<<<<

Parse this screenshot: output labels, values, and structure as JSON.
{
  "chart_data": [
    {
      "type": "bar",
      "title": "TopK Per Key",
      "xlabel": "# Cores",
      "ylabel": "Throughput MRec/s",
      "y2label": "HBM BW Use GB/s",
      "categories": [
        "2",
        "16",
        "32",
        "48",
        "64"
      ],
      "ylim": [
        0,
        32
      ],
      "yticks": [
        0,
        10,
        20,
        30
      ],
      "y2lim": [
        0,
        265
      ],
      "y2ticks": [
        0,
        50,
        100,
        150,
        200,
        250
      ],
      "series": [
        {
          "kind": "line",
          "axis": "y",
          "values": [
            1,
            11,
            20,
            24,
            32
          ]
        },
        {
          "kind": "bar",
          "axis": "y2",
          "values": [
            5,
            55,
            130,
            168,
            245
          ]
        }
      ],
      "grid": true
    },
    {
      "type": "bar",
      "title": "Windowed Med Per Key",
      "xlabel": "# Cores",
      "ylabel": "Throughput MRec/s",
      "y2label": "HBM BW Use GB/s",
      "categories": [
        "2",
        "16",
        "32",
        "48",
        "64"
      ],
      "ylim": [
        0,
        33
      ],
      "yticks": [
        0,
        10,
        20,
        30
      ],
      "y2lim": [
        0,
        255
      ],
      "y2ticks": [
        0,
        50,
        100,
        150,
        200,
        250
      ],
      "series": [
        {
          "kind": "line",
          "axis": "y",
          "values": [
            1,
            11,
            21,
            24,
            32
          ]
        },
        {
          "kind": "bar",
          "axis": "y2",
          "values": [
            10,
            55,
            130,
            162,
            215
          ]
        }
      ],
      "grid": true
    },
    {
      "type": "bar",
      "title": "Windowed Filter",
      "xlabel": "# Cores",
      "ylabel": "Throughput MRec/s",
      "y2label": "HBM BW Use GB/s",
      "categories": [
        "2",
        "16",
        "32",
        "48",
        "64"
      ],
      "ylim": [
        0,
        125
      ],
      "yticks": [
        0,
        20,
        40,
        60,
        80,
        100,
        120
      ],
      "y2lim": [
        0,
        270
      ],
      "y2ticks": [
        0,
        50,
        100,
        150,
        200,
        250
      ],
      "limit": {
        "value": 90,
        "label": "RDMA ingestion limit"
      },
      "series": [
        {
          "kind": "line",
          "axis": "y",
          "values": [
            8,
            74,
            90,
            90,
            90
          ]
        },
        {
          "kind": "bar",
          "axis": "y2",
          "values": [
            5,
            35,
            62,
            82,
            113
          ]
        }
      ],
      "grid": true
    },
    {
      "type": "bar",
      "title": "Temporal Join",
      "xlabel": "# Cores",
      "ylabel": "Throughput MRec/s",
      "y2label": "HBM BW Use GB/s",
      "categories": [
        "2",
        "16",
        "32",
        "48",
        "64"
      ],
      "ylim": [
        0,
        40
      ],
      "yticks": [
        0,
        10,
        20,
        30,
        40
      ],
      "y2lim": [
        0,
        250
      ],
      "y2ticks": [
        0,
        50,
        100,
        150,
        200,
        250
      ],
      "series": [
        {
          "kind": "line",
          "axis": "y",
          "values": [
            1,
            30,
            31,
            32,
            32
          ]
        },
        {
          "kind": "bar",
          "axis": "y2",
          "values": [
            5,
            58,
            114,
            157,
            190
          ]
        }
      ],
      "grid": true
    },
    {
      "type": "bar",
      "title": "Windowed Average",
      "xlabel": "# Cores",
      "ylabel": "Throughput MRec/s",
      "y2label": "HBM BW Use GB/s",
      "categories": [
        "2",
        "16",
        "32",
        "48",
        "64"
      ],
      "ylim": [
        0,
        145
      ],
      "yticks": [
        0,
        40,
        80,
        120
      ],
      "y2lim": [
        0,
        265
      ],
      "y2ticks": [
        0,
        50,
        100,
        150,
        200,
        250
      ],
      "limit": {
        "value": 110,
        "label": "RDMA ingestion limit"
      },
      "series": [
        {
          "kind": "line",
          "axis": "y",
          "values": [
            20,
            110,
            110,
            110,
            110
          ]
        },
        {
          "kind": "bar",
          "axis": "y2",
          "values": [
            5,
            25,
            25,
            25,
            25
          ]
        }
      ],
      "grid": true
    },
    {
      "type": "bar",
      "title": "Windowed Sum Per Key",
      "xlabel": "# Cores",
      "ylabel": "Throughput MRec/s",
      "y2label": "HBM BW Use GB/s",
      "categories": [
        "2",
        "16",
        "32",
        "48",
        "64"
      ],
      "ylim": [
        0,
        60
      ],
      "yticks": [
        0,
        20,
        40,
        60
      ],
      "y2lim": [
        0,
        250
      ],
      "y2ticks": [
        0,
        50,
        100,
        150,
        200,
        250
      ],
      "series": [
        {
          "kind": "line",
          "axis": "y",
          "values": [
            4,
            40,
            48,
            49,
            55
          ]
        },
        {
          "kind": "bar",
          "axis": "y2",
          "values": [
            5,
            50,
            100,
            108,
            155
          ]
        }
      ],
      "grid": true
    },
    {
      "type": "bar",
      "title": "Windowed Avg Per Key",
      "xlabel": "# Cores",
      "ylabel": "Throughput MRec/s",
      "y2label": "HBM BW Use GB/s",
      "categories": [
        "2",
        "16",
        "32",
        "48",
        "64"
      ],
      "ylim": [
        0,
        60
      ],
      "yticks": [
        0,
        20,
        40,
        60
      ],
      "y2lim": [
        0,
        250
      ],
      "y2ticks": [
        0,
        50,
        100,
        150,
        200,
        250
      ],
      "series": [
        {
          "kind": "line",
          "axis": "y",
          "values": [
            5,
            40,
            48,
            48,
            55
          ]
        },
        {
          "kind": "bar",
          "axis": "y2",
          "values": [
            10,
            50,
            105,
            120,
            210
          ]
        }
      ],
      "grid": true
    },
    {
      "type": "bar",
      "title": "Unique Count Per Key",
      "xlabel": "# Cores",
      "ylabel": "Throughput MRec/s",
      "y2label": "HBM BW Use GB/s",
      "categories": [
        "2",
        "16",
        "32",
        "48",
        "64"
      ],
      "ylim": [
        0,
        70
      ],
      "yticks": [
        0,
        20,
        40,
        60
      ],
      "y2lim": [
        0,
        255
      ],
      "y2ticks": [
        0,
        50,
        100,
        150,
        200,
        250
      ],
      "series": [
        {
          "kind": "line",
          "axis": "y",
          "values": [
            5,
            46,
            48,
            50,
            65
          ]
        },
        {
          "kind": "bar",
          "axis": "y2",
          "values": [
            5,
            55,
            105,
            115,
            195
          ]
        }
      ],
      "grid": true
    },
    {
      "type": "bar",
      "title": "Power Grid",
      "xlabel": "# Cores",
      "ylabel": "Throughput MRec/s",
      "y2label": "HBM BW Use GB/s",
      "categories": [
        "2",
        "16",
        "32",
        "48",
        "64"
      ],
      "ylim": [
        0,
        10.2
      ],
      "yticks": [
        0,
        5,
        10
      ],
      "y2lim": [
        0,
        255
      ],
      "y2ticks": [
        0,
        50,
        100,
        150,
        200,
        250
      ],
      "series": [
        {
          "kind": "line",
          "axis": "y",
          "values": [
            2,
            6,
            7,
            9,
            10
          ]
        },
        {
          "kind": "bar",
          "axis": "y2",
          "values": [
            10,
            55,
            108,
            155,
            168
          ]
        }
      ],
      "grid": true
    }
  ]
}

>>>>

Reproduce the data in its entirety, matching each character.

ANSWER BELOW
Parse this screenshot: output labels, values, and structure as JSON.
{
  "chart_data": [
    {
      "type": "bar",
      "title": "TopK Per Key",
      "xlabel": "# Cores",
      "ylabel": "Throughput MRec/s",
      "y2label": "HBM BW Use GB/s",
      "categories": [
        "2",
        "16",
        "32",
        "48",
        "64"
      ],
      "ylim": [
        0,
        32
      ],
      "yticks": [
        0,
        10,
        20,
        30
      ],
      "y2lim": [
        0,
        265
      ],
      "y2ticks": [
        0,
        50,
        100,
        150,
        200,
        250
      ],
      "series": [
        {
          "kind": "line",
          "axis": "y",
          "values": [
            1,
            11,
            20,
            24,
            32
          ]
        },
        {
          "kind": "bar",
          "axis": "y2",
          "values": [
            5,
            55,
            130,
            168,
            245
          ]
        }
      ],
      "grid": true
    },
    {
      "type": "bar",
      "title": "Windowed Med Per Key",
      "xlabel": "# Cores",
      "ylabel": "Throughput MRec/s",
      "y2label": "HBM BW Use GB/s",
      "categories": [
        "2",
        "16",
        "32",
        "48",
        "64"
      ],
      "ylim": [
        0,
        33
      ],
      "yticks": [
        0,
        10,
        20,
        30
      ],
      "y2lim": [
        0,
        255
      ],
      "y2ticks": [
        0,
        50,
        100,
        150,
        200,
        250
      ],
      "series": [
        {
          "kind": "line",
          "axis": "y",
          "values": [
            1,
            11,
            21,
            24,
            32
          ]
        },
        {
          "kind": "bar",
          "axis": "y2",
          "values": [
            10,
            55,
            130,
            162,
            215
          ]
        }
      ],
      "grid": true
    },
    {
      "type": "bar",
      "title": "Windowed Filter",
      "xlabel": "# Cores",
      "ylabel": "Throughput MRec/s",
      "y2label": "HBM BW Use GB/s",
      "categories": [
        "2",
        "16",
        "32",
        "48",
        "64"
      ],
      "ylim": [
        0,
        125
      ],
      "yticks": [
        0,
        20,
        40,
        60,
        80,
        100,
        120
      ],
      "y2lim": [
        0,
        270
      ],
      "y2ticks": [
        0,
        50,
        100,
        150,
        200,
        250
      ],
      "limit": {
        "value": 90,
        "label": "RDMA ingestion limit"
      },
      "series": [
        {
          "kind": "line",
          "axis": "y",
          "values": [
            8,
            74,
            90,
            90,
            90
          ]
        },
        {
          "kind": "bar",
          "axis": "y2",
          "values": [
            5,
            35,
            62,
            82,
            113
          ]
        }
      ],
      "grid": true
    },
    {
      "type": "bar",
      "title": "Temporal Join",
      "xlabel": "# Cores",
      "ylabel": "Throughput MRec/s",
      "y2label": "HBM BW Use GB/s",
      "categories": [
        "2",
        "16",
        "32",
        "48",
        "64"
      ],
      "ylim": [
        0,
        40
      ],
      "yticks": [
        0,
        10,
        20,
        30,
        40
      ],
      "y2lim": [
        0,
        250
      ],
      "y2ticks": [
        0,
        50,
        100,
        150,
        200,
        250
      ],
      "series": [
        {
          "kind": "line",
          "axis": "y",
          "values": [
            1,
            30,
            31,
            32,
            32
          ]
        },
        {
          "kind": "bar",
          "axis": "y2",
          "values": [
            5,
            58,
            114,
            157,
            190
          ]
        }
      ],
      "grid": true
    },
    {
      "type": "bar",
      "title": "Windowed Average",
      "xlabel": "# Cores",
      "ylabel": "Throughput MRec/s",
      "y2label": "HBM BW Use GB/s",
      "categories": [
        "2",
        "16",
        "32",
        "48",
        "64"
      ],
      "ylim": [
        0,
        145
      ],
      "yticks": [
        0,
        40,
        80,
        120
      ],
      "y2lim": [
        0,
        265
      ],
      "y2ticks": [
        0,
        50,
        100,
        150,
        200,
        250
      ],
      "limit": {
        "value": 110,
        "label": "RDMA ingestion limit"
      },
      "series": [
        {
          "kind": "line",
          "axis": "y",
          "values": [
            20,
            110,
            110,
            110,
            110
          ]
        },
        {
          "kind": "bar",
          "axis": "y2",
          "values": [
            5,
            25,
            25,
            25,
            25
          ]
        }
      ],
      "grid": true
    },
    {
      "type": "bar",
      "title": "Windowed Sum Per Key",
      "xlabel": "# Cores",
      "ylabel": "Throughput MRec/s",
      "y2label": "HBM BW Use GB/s",
      "categories": [
        "2",
        "16",
        "32",
        "48",
        "64"
      ],
      "ylim": [
        0,
        60
      ],
      "yticks": [
        0,
        20,
        40,
        60
      ],
      "y2lim": [
        0,
        250
      ],
      "y2ticks": [
        0,
        50,
        100,
        150,
        200,
        250
      ],
      "series": [
        {
          "kind": "line",
          "axis": "y",
          "values": [
            4,
            40,
            48,
            49,
            55
          ]
        },
        {
          "kind": "bar",
          "axis": "y2",
          "values": [
            5,
            50,
            100,
            108,
            155
          ]
        }
      ],
      "grid": true
    },
    {
      "type": "bar",
      "title": "Windowed Avg Per Key",
      "xlabel": "# Cores",
      "ylabel": "Throughput MRec/s",
      "y2label": "HBM BW Use GB/s",
      "categories": [
        "2",
        "16",
        "32",
        "48",
        "64"
      ],
      "ylim": [
        0,
        60
      ],
      "yticks": [
        0,
        20,
        40,
        60
      ],
      "y2lim": [
        0,
        250
      ],
      "y2ticks": [
        0,
        50,
        100,
        150,
        200,
        250
      ],
      "series": [
        {
          "kind": "line",
          "axis": "y",
          "values": [
            5,
            40,
            48,
            48,
            55
          ]
        },
        {
          "kind": "bar",
          "axis": "y2",
          "values": [
            10,
            50,
            105,
            120,
            210
          ]
        }
      ],
      "grid": true
    },
    {
      "type": "bar",
      "title": "Unique Count Per Key",
      "xlabel": "# Cores",
      "ylabel": "Throughput MRec/s",
      "y2label": "HBM BW Use GB/s",
      "categories": [
        "2",
        "16",
        "32",
        "48",
        "64"
      ],
      "ylim": [
        0,
        70
      ],
      "yticks": [
        0,
        20,
        40,
        60
      ],
      "y2lim": [
        0,
        255
      ],
      "y2ticks": [
        0,
        50,
        100,
        150,
        200,
        250
      ],
      "series": [
        {
          "kind": "line",
          "axis": "y",
          "values": [
            5,
            46,
            48,
            50,
            65
          ]
        },
        {
          "kind": "bar",
          "axis": "y2",
          "values": [
            5,
            55,
            105,
            115,
            195
          ]
        }
      ],
      "grid": true
    },
    {
      "type": "bar",
      "title": "Power Grid",
      "xlabel": "# Cores",
      "ylabel": "Throughput MRec/s",
      "y2label": "HBM BW Use GB/s",
      "categories": [
        "2",
        "16",
        "32",
        "48",
        "64"
      ],
      "ylim": [
        0,
        10.2
      ],
      "yticks": [
        0,
        5,
        10
      ],
      "y2lim": [
        0,
        255
      ],
      "y2ticks": [
        0,
        50,
        100,
        150,
        200,
        250
      ],
      "series": [
        {
          "kind": "line",
          "axis": "y",
          "values": [
            2,
            6,
            7,
            9,
            10
          ]
        },
        {
          "kind": "bar",
          "axis": "y2",
          "values": [
            10,
            55,
            108,
            155,
            168
          ]
        }
      ],
      "grid": true
    }
  ]
}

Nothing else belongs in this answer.